%%

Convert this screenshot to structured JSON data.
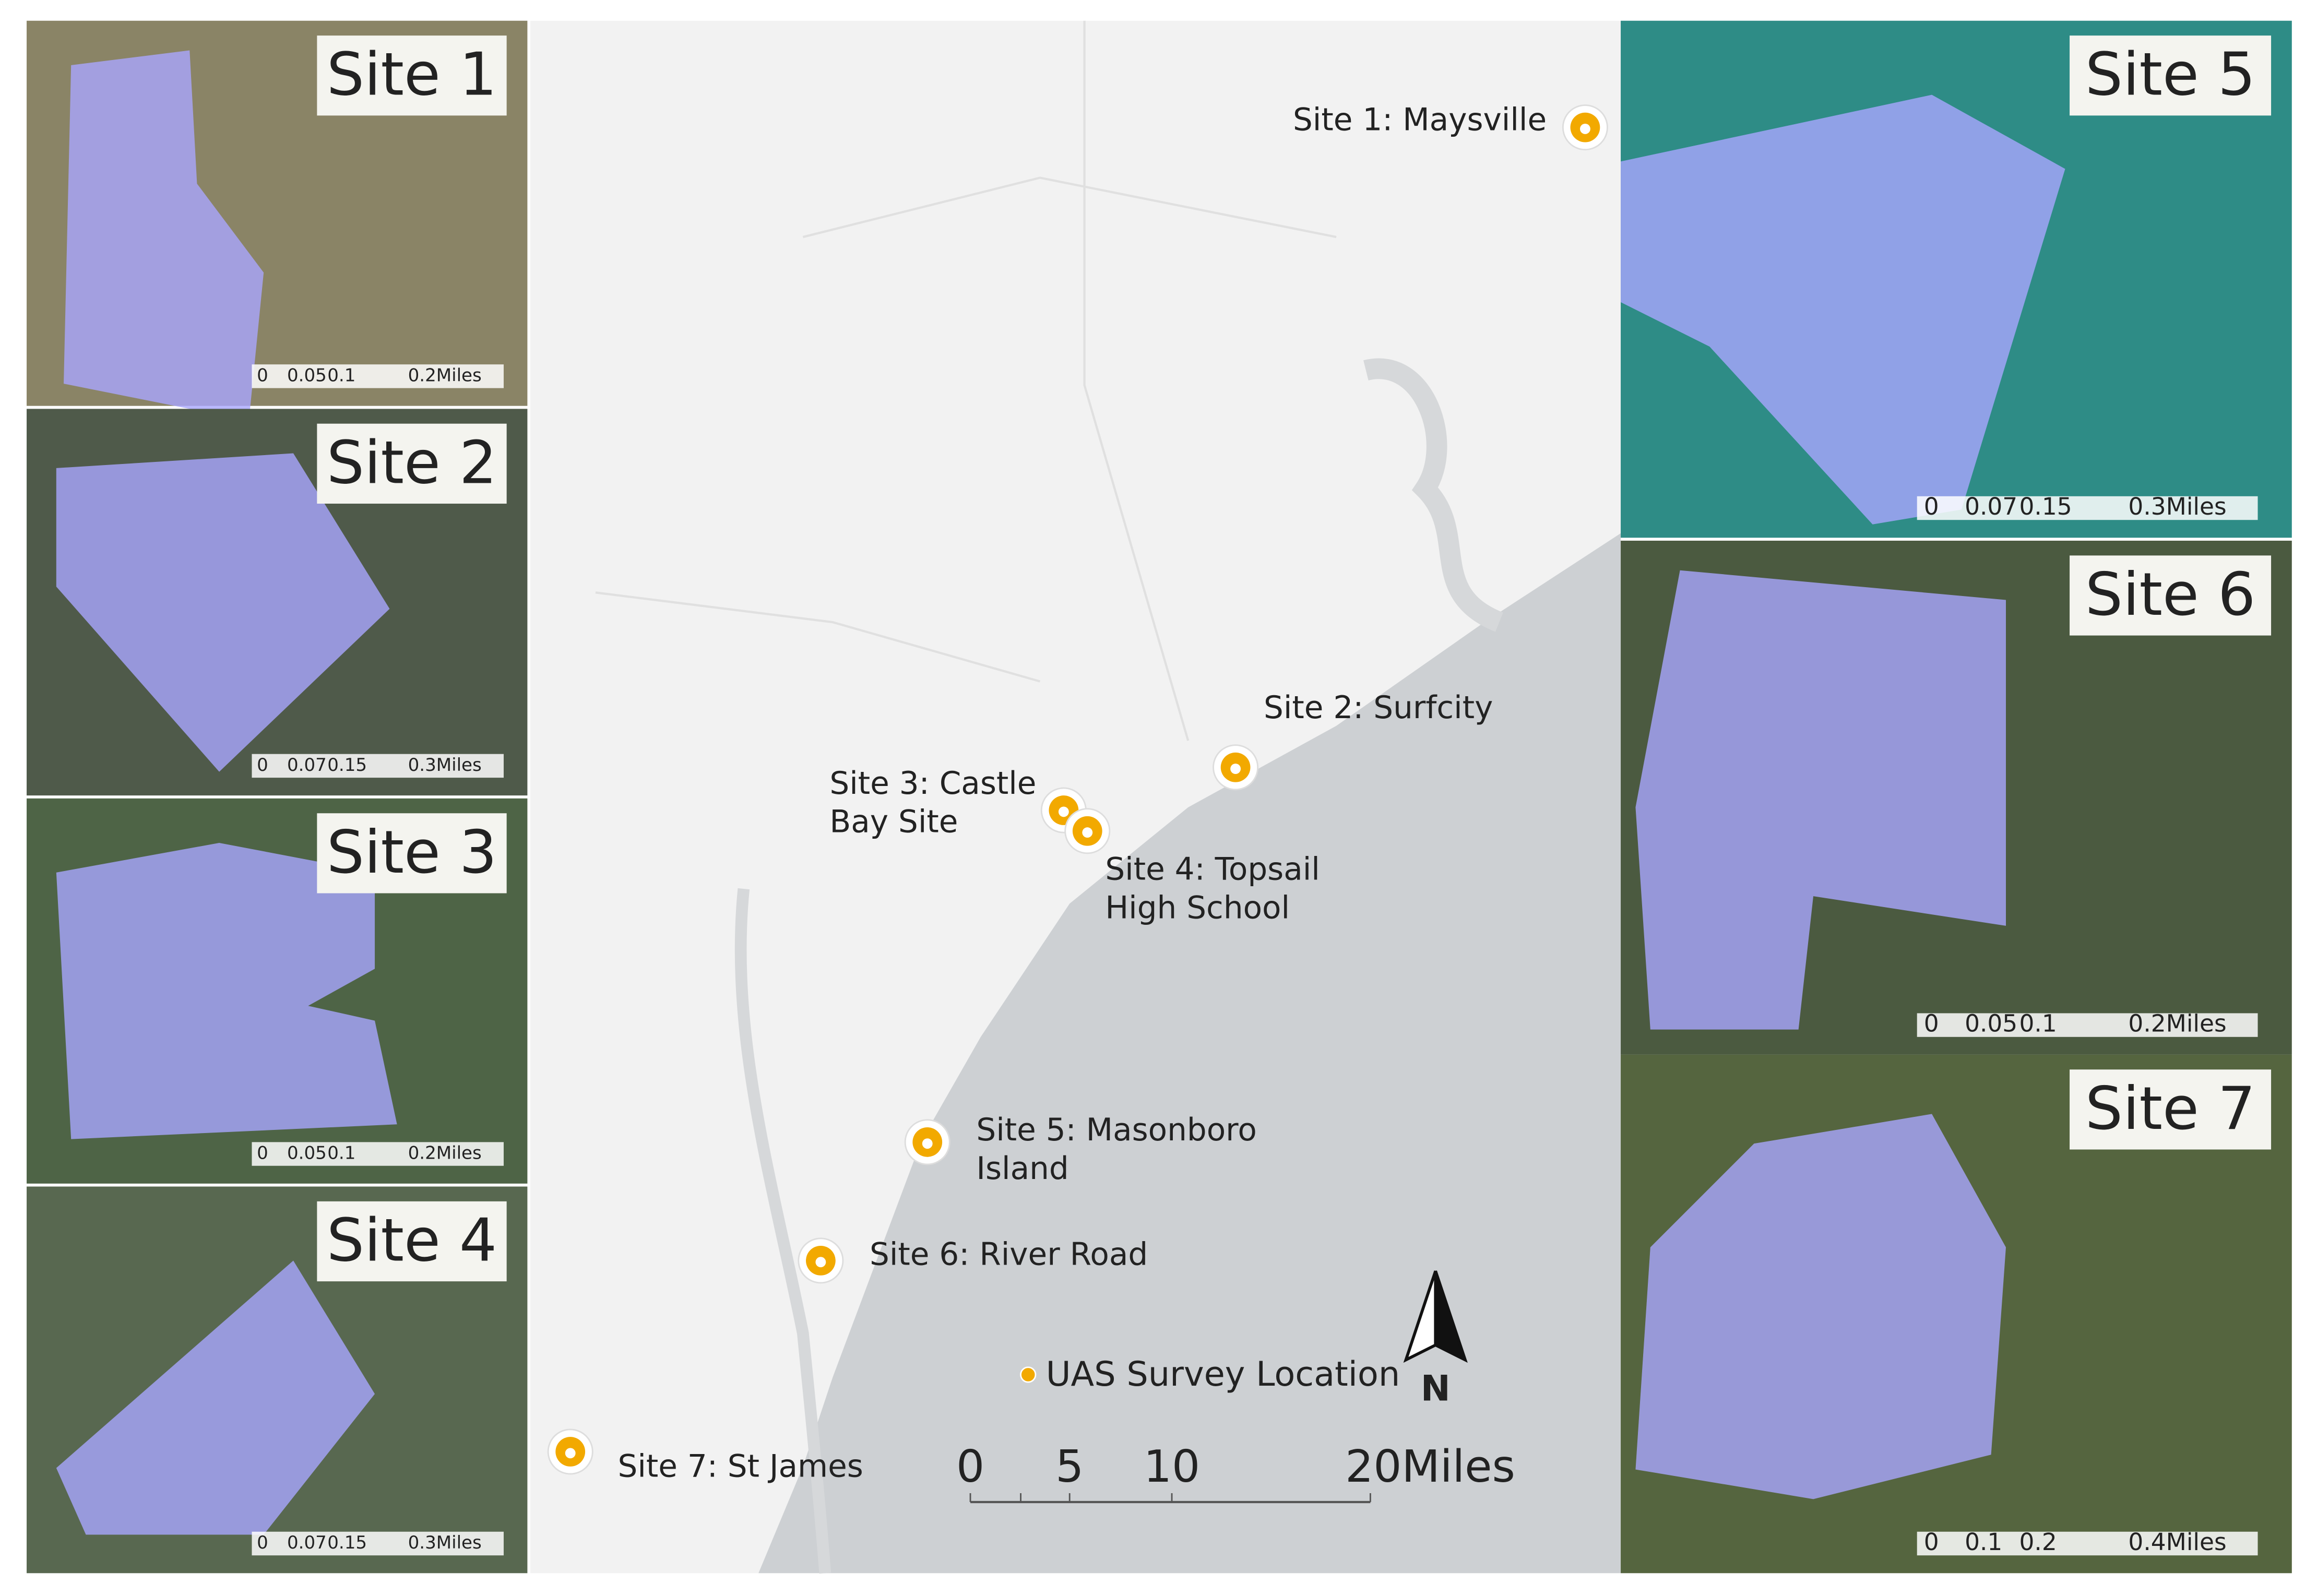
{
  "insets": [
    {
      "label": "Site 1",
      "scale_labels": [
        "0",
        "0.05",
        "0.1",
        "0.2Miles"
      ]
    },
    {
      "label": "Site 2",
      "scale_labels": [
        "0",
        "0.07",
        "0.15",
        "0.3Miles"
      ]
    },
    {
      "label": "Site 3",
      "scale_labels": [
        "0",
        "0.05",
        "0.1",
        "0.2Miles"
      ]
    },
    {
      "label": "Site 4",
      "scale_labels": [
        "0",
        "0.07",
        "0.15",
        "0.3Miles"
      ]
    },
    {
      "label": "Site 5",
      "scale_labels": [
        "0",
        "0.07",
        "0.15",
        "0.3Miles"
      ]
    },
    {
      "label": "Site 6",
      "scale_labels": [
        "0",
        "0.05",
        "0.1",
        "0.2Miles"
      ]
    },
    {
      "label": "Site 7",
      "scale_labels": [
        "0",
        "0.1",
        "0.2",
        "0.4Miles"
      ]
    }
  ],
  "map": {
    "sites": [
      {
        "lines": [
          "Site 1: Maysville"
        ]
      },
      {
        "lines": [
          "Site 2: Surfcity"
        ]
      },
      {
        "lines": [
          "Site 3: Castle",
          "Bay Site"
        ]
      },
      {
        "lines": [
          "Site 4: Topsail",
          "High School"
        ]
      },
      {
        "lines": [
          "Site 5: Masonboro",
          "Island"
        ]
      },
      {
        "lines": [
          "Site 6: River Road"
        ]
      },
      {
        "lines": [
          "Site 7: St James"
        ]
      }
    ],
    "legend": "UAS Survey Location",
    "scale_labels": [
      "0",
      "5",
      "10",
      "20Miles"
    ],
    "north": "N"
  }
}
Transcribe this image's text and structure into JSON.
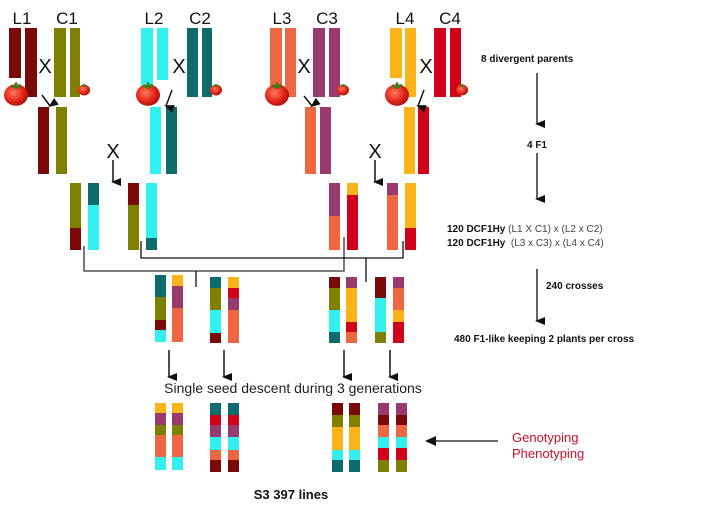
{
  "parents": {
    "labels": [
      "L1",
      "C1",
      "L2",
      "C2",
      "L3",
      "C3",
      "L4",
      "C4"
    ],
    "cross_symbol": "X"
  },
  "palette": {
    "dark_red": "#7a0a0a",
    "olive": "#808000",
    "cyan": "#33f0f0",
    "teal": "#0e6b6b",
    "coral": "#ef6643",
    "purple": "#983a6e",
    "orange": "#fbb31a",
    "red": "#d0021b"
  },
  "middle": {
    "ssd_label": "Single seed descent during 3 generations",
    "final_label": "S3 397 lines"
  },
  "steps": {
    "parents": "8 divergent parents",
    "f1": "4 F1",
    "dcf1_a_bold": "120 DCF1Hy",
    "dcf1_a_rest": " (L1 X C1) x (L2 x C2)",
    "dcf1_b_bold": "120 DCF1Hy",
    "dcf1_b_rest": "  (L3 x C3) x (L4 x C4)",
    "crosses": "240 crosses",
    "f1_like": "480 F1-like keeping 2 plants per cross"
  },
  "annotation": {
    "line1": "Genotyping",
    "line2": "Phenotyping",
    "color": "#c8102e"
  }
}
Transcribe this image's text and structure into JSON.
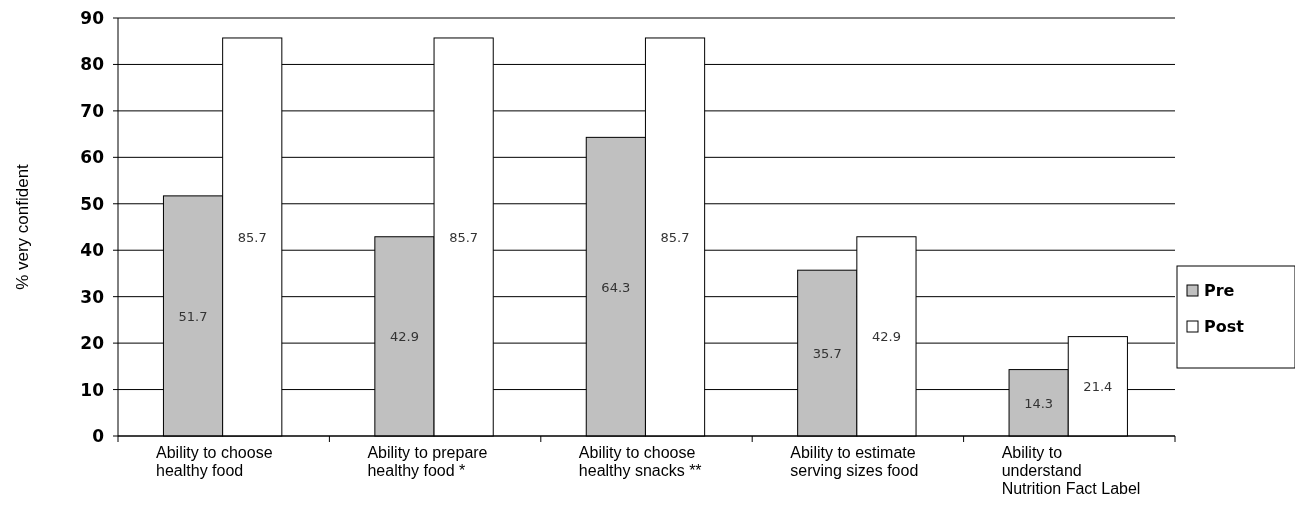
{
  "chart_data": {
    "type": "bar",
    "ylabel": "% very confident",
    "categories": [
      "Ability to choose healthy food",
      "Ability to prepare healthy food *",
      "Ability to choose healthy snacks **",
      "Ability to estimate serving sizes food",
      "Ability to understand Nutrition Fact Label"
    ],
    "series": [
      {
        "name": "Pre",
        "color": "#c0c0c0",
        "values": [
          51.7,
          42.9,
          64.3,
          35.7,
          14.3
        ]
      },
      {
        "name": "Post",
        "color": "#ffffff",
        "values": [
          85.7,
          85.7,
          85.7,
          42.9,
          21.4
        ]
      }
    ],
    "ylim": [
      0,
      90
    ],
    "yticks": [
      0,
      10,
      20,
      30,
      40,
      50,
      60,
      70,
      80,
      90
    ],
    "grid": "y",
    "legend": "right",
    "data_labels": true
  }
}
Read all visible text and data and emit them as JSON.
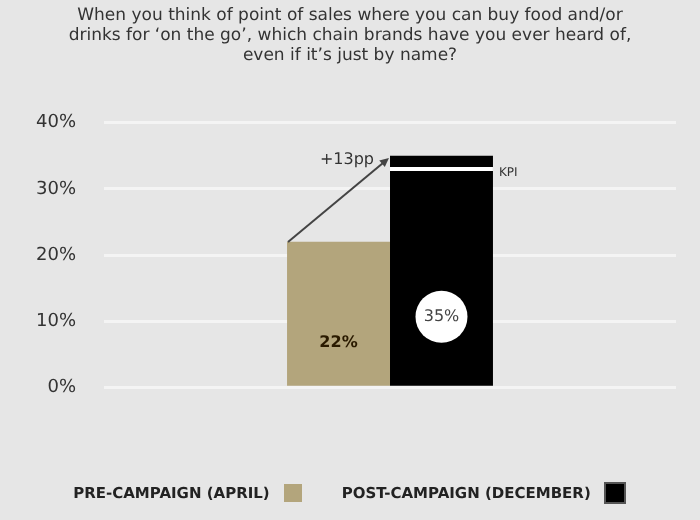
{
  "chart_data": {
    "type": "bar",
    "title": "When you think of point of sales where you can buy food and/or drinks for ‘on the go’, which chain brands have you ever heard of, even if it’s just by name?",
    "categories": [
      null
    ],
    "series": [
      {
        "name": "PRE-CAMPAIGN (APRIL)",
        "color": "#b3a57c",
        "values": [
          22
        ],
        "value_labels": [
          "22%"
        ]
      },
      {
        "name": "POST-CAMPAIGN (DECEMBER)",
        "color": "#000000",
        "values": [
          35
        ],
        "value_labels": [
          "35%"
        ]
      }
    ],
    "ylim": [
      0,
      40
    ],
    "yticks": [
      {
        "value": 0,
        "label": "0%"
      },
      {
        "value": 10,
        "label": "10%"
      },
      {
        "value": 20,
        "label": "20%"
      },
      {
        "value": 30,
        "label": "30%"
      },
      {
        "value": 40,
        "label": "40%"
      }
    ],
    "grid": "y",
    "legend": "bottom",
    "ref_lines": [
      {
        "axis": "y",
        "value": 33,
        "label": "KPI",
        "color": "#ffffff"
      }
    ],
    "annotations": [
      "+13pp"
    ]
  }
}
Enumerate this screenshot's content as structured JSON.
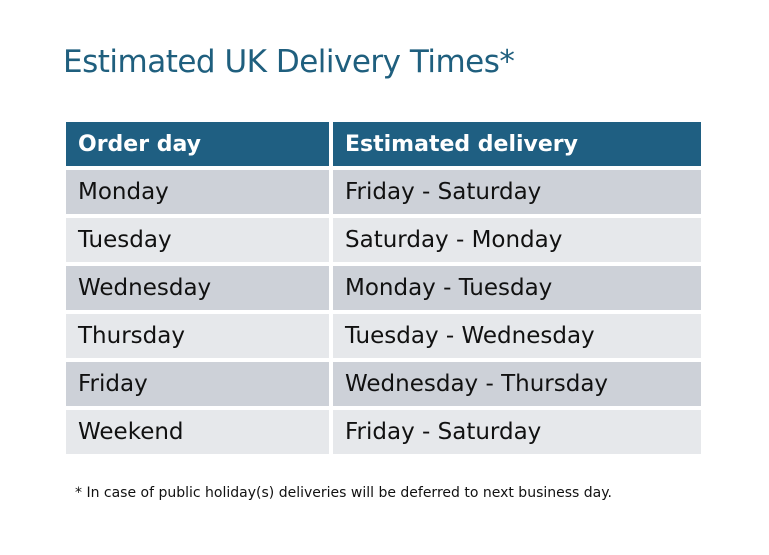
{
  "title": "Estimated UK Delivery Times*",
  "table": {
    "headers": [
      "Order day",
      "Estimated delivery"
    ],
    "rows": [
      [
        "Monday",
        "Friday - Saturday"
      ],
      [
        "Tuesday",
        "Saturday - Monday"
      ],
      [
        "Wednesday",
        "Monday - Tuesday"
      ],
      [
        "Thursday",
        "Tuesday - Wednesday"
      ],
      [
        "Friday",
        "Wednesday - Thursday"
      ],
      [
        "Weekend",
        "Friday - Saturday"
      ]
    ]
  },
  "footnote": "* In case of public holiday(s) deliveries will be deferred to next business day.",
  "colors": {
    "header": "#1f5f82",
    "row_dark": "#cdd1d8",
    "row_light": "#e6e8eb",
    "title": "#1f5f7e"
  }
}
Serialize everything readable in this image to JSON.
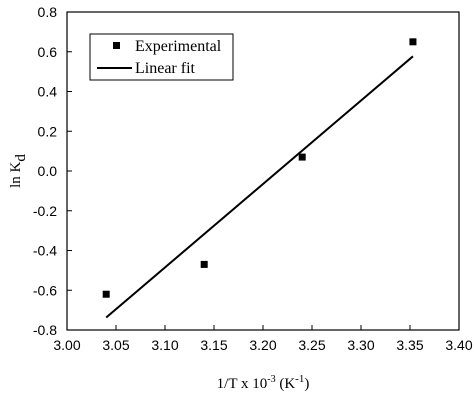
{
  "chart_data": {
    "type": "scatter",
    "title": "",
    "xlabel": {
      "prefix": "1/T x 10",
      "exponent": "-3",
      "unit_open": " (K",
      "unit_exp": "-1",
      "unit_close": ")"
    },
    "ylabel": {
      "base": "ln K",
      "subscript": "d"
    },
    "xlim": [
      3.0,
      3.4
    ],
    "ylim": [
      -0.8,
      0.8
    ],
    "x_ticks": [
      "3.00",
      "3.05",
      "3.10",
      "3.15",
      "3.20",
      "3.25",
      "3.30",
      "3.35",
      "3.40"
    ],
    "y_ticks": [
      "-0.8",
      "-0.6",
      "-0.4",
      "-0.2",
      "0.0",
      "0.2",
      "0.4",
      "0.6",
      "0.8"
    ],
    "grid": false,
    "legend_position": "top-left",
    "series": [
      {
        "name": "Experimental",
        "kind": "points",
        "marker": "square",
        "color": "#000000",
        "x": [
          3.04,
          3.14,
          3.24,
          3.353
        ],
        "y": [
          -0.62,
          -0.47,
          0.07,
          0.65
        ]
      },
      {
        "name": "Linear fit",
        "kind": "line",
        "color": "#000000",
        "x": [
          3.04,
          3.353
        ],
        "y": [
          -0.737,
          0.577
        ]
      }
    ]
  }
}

%%

*DIRECTIONS FOR THIS TASK*: Show every line in the entries where the string "Estimated" occurs.

*TASK RESULT*:
  "title": "Estimated UK Delivery Times*",
      "Estimated delivery"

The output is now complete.